Items from a data source

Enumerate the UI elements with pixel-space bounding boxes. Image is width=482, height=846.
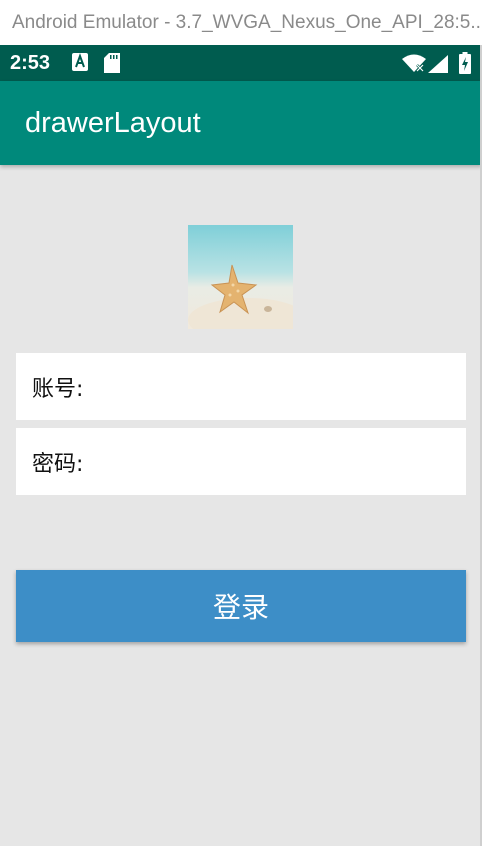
wifi-icon: [402, 54, 426, 76]
app-title: drawerLayout: [25, 107, 201, 139]
sd-card-icon: [104, 53, 120, 77]
signal-icon: [428, 55, 448, 77]
accessibility-a-icon: [72, 53, 88, 75]
account-input[interactable]: [87, 352, 466, 421]
battery-icon: [459, 52, 471, 78]
status-time: 2:53: [10, 52, 51, 74]
login-button[interactable]: 登录: [16, 570, 466, 642]
app-toolbar: drawerLayout: [0, 81, 482, 165]
starfish-image: [188, 225, 293, 329]
password-input[interactable]: [87, 427, 466, 496]
password-label: 密码:: [32, 451, 84, 477]
account-label: 账号:: [32, 376, 84, 402]
password-field[interactable]: 密码:: [16, 427, 466, 496]
emulator-window-title: Android Emulator - 3.7_WVGA_Nexus_One_AP…: [0, 0, 482, 45]
status-bar: 2:53: [0, 45, 482, 81]
account-field[interactable]: 账号:: [16, 352, 466, 421]
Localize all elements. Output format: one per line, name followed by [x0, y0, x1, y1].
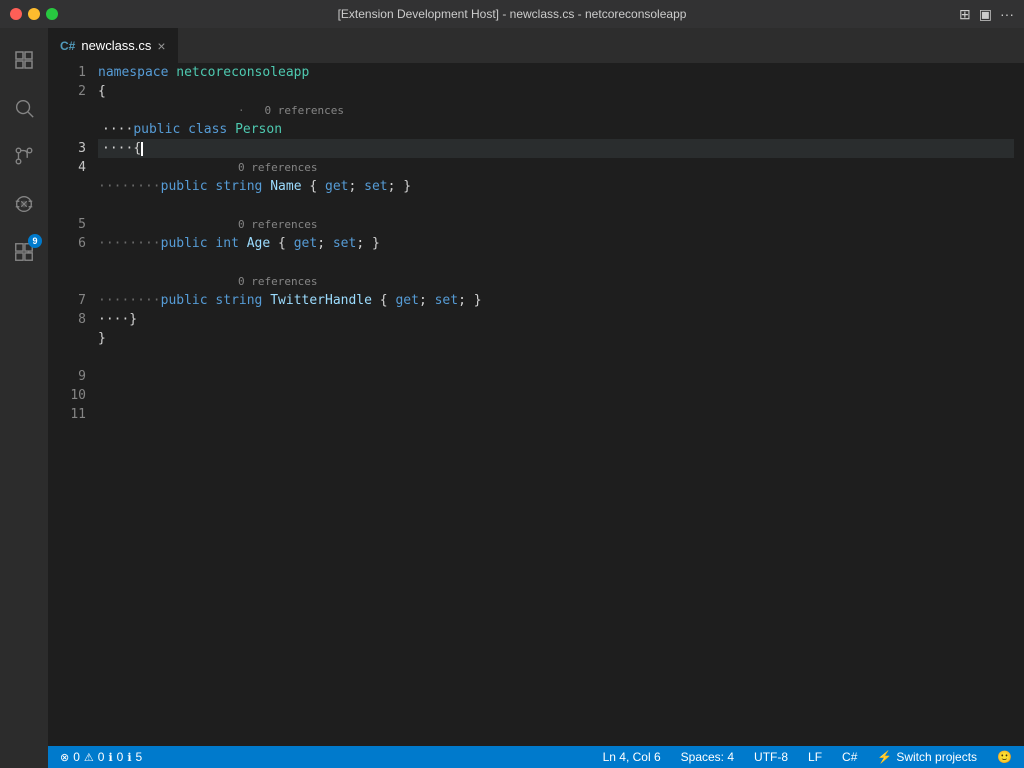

#### [Stated exercise]
Update the entries above by replacing "elements" with "components" and leaving everything else the same. Leave out the pictures.

#### [Task response]
Enumerate the UI components with pixel-space bounding boxes. Image is width=482, height=846.
wifi-icon: [402, 54, 426, 76]
app-title: drawerLayout: [25, 107, 201, 139]
sd-card-icon: [104, 53, 120, 77]
signal-icon: [428, 55, 448, 77]
accessibility-a-icon: [72, 53, 88, 75]
account-input[interactable]: [87, 352, 466, 421]
battery-icon: [459, 52, 471, 78]
status-time: 2:53: [10, 52, 51, 74]
login-button[interactable]: 登录: [16, 570, 466, 642]
app-toolbar: drawerLayout: [0, 81, 482, 165]
starfish-image: [188, 225, 293, 329]
password-input[interactable]: [87, 427, 466, 496]
password-label: 密码:: [32, 451, 84, 477]
account-label: 账号:: [32, 376, 84, 402]
password-field[interactable]: 密码:: [16, 427, 466, 496]
emulator-window-title: Android Emulator - 3.7_WVGA_Nexus_One_AP…: [0, 0, 482, 45]
status-bar: 2:53: [0, 45, 482, 81]
account-field[interactable]: 账号:: [16, 352, 466, 421]
Localize all components. Output format: one per line, name followed by [x0, y0, x1, y1].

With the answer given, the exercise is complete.